**The request**
Using the records below, give the number of lines where the word "this" appears, with no further output.

**Supplied information**
________

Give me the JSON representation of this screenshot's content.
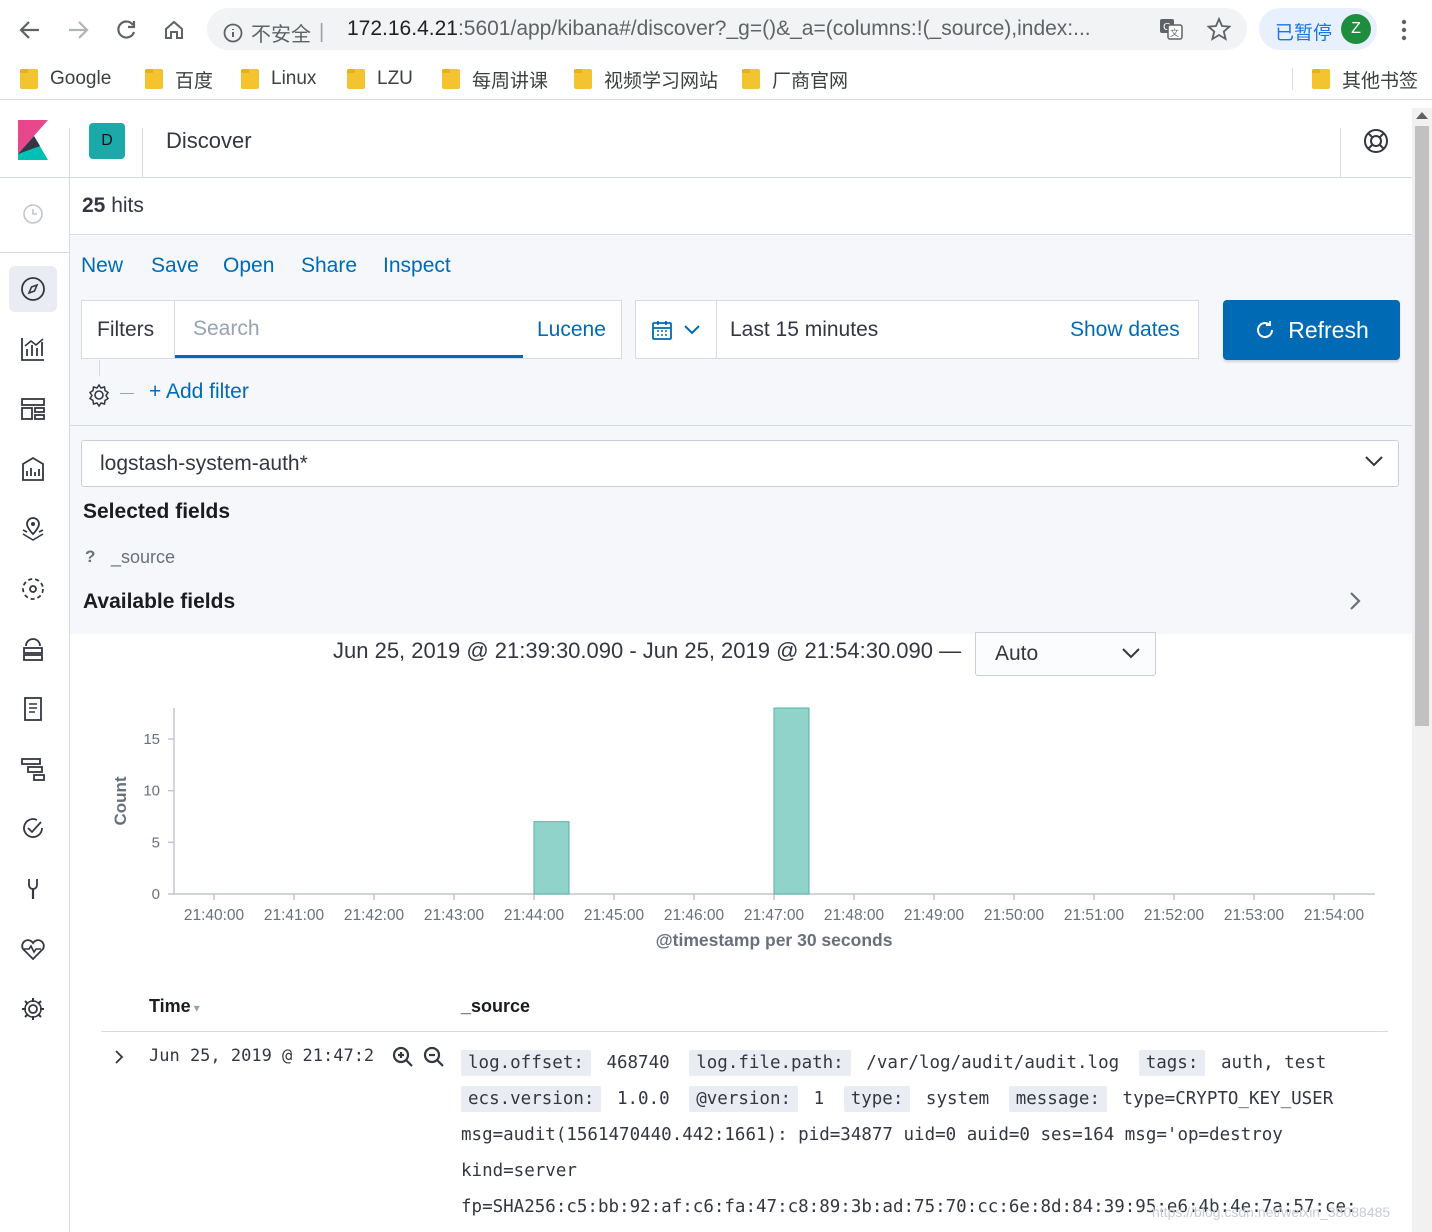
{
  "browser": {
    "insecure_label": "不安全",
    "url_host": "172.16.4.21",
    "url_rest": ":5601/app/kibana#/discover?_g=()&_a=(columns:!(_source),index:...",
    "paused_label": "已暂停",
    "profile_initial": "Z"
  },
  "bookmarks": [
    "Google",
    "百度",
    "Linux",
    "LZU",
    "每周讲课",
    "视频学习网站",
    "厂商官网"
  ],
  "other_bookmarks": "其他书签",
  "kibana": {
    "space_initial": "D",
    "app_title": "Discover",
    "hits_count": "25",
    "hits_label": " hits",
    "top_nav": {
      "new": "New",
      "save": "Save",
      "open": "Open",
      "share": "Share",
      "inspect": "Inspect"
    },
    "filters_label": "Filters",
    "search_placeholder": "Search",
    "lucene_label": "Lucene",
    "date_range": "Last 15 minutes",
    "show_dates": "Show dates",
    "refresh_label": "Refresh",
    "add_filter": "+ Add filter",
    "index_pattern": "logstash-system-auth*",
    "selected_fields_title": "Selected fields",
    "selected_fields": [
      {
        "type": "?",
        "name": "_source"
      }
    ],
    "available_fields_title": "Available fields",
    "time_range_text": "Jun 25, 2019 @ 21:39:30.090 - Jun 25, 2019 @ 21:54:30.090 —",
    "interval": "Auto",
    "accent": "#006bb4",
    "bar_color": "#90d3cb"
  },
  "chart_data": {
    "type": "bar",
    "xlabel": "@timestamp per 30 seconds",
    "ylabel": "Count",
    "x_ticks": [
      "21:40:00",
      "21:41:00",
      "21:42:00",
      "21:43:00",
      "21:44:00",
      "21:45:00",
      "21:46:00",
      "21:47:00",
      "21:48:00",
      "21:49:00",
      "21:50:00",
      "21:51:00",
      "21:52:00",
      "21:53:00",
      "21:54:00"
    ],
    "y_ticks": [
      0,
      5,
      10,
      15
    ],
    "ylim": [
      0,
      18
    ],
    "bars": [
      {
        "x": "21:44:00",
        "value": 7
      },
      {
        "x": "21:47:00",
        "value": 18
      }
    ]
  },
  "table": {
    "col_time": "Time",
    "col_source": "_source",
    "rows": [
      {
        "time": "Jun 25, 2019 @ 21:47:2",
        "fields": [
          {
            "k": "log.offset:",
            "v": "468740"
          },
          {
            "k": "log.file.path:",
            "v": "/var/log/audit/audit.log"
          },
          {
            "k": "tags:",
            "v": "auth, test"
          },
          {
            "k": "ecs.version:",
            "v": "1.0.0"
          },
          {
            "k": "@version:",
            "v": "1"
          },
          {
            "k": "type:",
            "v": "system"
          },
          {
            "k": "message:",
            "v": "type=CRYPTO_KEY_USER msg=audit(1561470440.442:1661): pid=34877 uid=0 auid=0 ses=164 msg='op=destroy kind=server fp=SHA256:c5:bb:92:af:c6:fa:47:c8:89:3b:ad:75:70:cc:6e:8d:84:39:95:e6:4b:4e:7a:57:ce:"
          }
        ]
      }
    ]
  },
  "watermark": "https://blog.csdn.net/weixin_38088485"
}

________

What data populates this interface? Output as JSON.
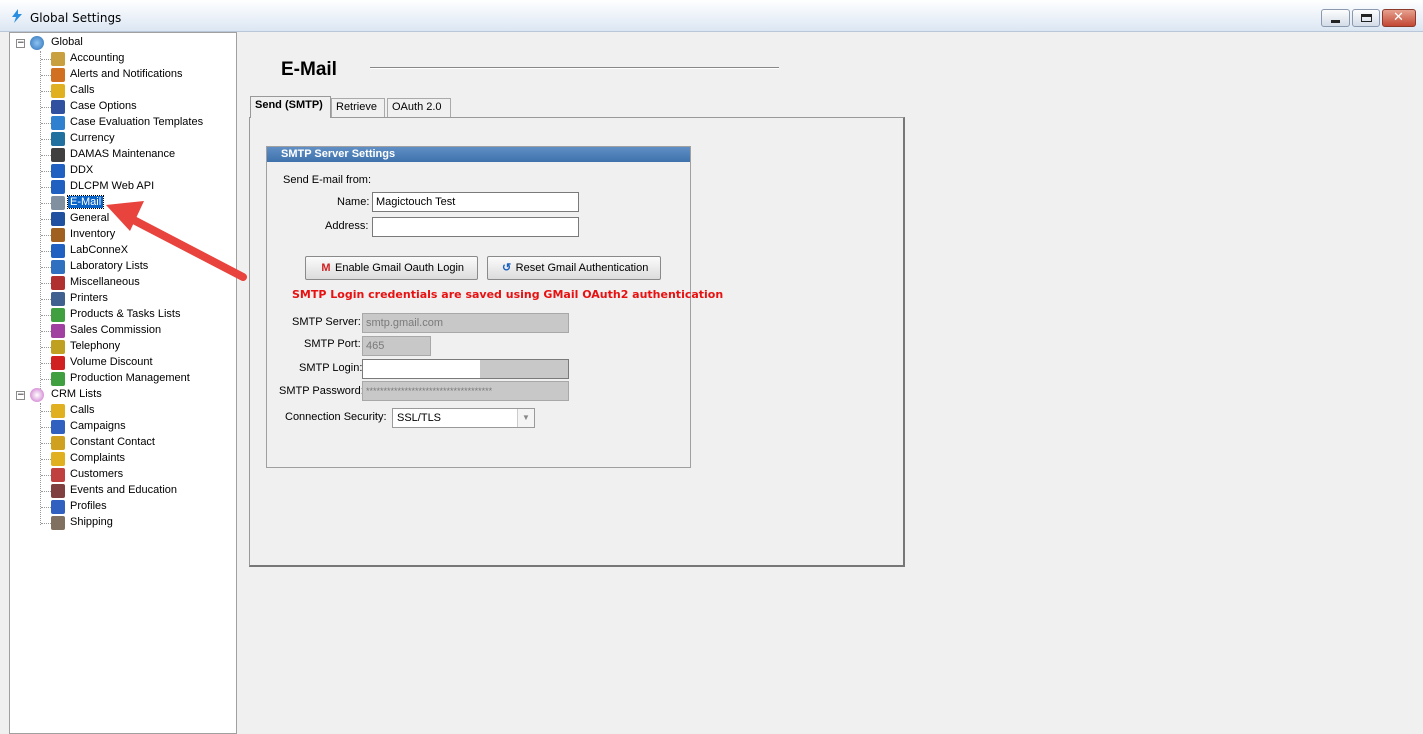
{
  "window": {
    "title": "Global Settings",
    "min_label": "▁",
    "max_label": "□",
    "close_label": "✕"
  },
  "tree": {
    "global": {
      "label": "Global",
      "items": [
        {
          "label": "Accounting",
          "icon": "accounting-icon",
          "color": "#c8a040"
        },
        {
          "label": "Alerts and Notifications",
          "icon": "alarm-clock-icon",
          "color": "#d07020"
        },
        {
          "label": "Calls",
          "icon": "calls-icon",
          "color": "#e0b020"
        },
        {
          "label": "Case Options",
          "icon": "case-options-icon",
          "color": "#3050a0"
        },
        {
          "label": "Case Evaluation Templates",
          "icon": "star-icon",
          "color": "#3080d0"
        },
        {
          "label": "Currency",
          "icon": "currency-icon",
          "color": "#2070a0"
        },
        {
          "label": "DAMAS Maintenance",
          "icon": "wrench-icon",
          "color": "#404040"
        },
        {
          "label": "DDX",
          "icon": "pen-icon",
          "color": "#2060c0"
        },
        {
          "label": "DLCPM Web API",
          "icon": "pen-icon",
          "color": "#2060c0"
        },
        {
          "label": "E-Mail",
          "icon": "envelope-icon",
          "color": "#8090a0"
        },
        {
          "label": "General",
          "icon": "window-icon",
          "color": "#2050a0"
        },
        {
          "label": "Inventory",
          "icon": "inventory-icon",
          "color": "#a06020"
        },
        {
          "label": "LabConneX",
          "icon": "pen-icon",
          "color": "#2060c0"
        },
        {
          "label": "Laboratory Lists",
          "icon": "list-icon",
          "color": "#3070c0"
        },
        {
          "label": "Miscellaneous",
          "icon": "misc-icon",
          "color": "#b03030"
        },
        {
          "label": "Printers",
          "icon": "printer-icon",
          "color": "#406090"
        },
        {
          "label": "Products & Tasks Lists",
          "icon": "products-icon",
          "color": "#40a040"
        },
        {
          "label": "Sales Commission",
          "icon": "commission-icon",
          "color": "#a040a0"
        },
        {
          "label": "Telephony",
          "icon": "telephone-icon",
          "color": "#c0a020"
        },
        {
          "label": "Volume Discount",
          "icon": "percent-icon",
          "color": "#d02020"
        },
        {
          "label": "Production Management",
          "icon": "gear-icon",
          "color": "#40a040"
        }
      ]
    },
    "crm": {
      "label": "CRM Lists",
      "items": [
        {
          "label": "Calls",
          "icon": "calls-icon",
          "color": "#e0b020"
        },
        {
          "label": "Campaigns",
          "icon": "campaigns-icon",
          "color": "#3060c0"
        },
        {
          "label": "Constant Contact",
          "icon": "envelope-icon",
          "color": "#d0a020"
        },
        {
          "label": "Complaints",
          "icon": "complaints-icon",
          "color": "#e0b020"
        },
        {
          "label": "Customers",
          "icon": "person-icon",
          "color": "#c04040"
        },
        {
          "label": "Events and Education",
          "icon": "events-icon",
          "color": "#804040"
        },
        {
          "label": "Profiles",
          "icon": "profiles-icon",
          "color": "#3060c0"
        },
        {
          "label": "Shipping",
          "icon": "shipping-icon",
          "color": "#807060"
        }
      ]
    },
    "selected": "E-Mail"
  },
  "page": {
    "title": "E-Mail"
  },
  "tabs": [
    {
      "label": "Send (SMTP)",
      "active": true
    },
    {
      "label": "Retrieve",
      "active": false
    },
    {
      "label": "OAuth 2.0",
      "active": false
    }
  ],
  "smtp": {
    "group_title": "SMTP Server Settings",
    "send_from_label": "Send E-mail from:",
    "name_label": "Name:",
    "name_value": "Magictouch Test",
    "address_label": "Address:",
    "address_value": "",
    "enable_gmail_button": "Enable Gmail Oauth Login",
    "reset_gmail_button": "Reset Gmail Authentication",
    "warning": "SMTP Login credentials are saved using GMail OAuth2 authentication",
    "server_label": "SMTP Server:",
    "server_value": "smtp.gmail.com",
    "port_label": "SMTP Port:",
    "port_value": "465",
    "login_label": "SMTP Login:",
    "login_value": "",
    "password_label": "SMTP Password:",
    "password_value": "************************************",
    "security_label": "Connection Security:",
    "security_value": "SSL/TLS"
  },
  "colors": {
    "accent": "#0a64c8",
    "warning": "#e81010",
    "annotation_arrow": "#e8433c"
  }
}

________

**Complete response**
2